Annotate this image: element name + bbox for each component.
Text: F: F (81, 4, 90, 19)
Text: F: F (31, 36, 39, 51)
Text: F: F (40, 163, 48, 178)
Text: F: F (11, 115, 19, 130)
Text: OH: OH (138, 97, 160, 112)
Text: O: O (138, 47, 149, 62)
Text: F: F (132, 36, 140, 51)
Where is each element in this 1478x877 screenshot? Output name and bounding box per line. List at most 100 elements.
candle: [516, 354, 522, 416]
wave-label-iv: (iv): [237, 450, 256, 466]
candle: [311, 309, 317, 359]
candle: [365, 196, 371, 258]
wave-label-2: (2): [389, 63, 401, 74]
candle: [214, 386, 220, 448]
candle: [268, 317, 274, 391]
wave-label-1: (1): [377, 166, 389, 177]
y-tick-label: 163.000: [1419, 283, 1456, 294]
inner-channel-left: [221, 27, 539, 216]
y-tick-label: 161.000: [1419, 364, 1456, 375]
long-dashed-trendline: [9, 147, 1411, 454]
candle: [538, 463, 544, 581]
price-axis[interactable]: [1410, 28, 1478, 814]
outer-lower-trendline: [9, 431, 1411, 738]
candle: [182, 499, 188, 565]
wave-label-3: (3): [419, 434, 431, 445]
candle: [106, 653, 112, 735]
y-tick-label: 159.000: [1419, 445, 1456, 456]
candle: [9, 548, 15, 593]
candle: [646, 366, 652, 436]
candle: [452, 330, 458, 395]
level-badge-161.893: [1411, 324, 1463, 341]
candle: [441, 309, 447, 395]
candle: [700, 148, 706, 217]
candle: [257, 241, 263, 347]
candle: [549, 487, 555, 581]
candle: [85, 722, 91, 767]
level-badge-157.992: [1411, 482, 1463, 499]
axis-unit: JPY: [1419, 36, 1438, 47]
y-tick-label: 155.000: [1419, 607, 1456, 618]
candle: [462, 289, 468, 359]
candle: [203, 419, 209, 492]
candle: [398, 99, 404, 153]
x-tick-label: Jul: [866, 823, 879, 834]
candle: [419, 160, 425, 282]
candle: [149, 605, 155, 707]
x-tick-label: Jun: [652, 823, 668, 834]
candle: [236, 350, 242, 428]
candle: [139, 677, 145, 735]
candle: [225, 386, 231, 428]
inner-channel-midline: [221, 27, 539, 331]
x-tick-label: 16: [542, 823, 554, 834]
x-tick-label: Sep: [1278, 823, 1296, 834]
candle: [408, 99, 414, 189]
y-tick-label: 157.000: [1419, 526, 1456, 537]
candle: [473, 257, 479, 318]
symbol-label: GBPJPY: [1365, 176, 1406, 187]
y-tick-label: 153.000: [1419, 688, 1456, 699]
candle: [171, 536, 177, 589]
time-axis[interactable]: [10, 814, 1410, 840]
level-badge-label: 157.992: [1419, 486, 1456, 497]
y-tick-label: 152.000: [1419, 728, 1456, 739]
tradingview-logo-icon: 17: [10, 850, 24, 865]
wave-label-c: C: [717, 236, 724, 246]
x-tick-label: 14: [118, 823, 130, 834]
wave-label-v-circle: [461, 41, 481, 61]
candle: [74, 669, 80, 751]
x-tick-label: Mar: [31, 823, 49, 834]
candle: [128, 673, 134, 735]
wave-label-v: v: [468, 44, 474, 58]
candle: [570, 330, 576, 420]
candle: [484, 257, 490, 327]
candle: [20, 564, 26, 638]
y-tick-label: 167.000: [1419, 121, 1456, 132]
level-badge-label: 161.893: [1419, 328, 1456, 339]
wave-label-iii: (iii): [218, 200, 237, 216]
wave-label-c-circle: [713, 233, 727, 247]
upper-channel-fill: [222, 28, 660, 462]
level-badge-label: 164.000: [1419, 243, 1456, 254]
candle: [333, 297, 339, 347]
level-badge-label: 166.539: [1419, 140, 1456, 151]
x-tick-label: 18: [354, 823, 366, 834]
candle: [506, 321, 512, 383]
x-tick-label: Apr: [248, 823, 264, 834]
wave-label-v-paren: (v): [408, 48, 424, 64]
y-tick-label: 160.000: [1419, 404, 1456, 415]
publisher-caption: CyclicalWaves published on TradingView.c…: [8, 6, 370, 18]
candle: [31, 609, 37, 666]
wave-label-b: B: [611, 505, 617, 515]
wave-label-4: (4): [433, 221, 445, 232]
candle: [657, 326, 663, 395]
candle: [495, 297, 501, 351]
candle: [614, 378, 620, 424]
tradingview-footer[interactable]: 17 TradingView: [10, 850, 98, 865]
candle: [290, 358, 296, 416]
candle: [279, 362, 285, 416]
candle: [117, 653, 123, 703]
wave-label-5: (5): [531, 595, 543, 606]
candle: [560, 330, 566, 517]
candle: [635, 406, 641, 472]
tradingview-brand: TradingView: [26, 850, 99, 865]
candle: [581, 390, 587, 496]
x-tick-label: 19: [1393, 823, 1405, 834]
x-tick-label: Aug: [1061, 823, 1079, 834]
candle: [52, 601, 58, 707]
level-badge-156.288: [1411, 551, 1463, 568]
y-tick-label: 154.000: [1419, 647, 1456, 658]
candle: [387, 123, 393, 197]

TASK DESCRIPTION >>
Copy the data above word for word, from its first line down to and including the line that contains "symbol-label: GBPJPY: [1365, 176, 1406, 187]".

COMPLETE ANSWER >>
Annotate this image: element name + bbox for each component.
Text: F: F (81, 4, 90, 19)
Text: F: F (31, 36, 39, 51)
Text: F: F (40, 163, 48, 178)
Text: F: F (11, 115, 19, 130)
Text: OH: OH (138, 97, 160, 112)
Text: O: O (138, 47, 149, 62)
Text: F: F (132, 36, 140, 51)
Where is each element in this 1478x877 screenshot? Output name and bounding box per line. List at most 100 elements.
candle: [516, 354, 522, 416]
wave-label-iv: (iv): [237, 450, 256, 466]
candle: [311, 309, 317, 359]
candle: [365, 196, 371, 258]
wave-label-2: (2): [389, 63, 401, 74]
candle: [214, 386, 220, 448]
candle: [268, 317, 274, 391]
wave-label-1: (1): [377, 166, 389, 177]
y-tick-label: 163.000: [1419, 283, 1456, 294]
inner-channel-left: [221, 27, 539, 216]
y-tick-label: 161.000: [1419, 364, 1456, 375]
long-dashed-trendline: [9, 147, 1411, 454]
candle: [538, 463, 544, 581]
price-axis[interactable]: [1410, 28, 1478, 814]
outer-lower-trendline: [9, 431, 1411, 738]
candle: [182, 499, 188, 565]
wave-label-3: (3): [419, 434, 431, 445]
candle: [106, 653, 112, 735]
y-tick-label: 159.000: [1419, 445, 1456, 456]
candle: [9, 548, 15, 593]
candle: [646, 366, 652, 436]
candle: [452, 330, 458, 395]
level-badge-161.893: [1411, 324, 1463, 341]
candle: [441, 309, 447, 395]
candle: [700, 148, 706, 217]
candle: [257, 241, 263, 347]
candle: [549, 487, 555, 581]
candle: [85, 722, 91, 767]
level-badge-157.992: [1411, 482, 1463, 499]
axis-unit: JPY: [1419, 36, 1438, 47]
y-tick-label: 155.000: [1419, 607, 1456, 618]
candle: [462, 289, 468, 359]
candle: [203, 419, 209, 492]
candle: [398, 99, 404, 153]
x-tick-label: Jul: [866, 823, 879, 834]
candle: [419, 160, 425, 282]
candle: [149, 605, 155, 707]
x-tick-label: Jun: [652, 823, 668, 834]
candle: [236, 350, 242, 428]
candle: [139, 677, 145, 735]
candle: [225, 386, 231, 428]
inner-channel-midline: [221, 27, 539, 331]
x-tick-label: 16: [542, 823, 554, 834]
x-tick-label: Sep: [1278, 823, 1296, 834]
candle: [408, 99, 414, 189]
y-tick-label: 157.000: [1419, 526, 1456, 537]
candle: [473, 257, 479, 318]
symbol-label: GBPJPY: [1365, 176, 1406, 187]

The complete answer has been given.